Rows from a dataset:
--------

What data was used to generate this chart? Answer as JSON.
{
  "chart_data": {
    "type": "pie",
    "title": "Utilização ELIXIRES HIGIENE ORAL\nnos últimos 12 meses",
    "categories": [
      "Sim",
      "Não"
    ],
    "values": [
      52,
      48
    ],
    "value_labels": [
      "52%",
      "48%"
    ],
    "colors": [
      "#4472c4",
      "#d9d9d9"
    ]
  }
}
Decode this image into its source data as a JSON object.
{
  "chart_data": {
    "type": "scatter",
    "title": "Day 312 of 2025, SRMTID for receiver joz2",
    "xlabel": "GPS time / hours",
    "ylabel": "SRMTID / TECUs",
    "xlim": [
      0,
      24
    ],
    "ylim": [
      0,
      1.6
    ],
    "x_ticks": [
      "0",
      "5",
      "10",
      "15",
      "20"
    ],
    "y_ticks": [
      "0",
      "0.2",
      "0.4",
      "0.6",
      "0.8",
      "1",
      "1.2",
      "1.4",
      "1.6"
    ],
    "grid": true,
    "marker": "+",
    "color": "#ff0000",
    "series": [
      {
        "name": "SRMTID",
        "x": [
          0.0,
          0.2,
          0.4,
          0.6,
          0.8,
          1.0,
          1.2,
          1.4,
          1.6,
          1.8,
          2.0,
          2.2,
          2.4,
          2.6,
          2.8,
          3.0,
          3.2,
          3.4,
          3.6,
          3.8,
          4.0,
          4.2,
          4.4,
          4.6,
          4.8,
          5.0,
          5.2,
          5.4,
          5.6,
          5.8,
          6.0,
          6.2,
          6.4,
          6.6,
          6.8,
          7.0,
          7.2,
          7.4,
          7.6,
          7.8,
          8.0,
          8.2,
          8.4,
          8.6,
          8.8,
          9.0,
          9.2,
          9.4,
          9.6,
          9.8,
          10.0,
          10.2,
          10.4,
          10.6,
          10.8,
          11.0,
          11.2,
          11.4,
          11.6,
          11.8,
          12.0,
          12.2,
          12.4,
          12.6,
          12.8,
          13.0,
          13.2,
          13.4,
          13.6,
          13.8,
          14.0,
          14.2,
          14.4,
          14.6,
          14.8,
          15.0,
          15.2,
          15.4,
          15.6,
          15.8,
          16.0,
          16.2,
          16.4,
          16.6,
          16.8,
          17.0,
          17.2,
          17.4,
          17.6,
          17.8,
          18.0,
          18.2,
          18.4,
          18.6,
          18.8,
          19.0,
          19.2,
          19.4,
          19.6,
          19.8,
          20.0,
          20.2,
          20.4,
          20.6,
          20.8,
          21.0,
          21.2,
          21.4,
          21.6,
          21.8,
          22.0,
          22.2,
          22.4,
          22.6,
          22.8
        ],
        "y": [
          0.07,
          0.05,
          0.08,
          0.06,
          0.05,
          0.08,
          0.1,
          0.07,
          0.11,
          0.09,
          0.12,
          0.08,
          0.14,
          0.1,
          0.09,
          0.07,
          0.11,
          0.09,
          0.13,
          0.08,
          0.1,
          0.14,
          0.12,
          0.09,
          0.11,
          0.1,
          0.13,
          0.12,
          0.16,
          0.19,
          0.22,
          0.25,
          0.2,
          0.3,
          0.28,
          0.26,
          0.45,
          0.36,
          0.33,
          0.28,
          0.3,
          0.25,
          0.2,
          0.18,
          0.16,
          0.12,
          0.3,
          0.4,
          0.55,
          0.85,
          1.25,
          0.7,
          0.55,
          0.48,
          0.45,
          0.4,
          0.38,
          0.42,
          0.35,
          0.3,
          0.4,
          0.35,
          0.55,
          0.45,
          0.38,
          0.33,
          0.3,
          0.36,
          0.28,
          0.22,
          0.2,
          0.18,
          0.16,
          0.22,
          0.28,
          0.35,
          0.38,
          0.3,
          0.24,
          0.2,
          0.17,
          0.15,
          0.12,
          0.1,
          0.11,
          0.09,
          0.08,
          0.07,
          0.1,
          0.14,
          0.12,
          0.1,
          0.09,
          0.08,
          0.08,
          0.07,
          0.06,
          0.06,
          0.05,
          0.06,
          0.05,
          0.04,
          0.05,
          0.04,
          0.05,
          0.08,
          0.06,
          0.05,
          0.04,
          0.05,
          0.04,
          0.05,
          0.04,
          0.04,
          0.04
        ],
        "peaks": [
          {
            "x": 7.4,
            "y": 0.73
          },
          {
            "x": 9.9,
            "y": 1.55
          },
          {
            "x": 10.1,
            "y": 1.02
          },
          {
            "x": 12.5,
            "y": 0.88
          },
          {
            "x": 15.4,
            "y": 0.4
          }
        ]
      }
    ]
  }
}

--------

■ REQUIREMENTS
Among the lines of the data, identify those with the word "JSON". Copy each of them.

■ CORRECT ANSWER
What data was used to generate this chart? Answer as JSON.
Decode this image into its source data as a JSON object.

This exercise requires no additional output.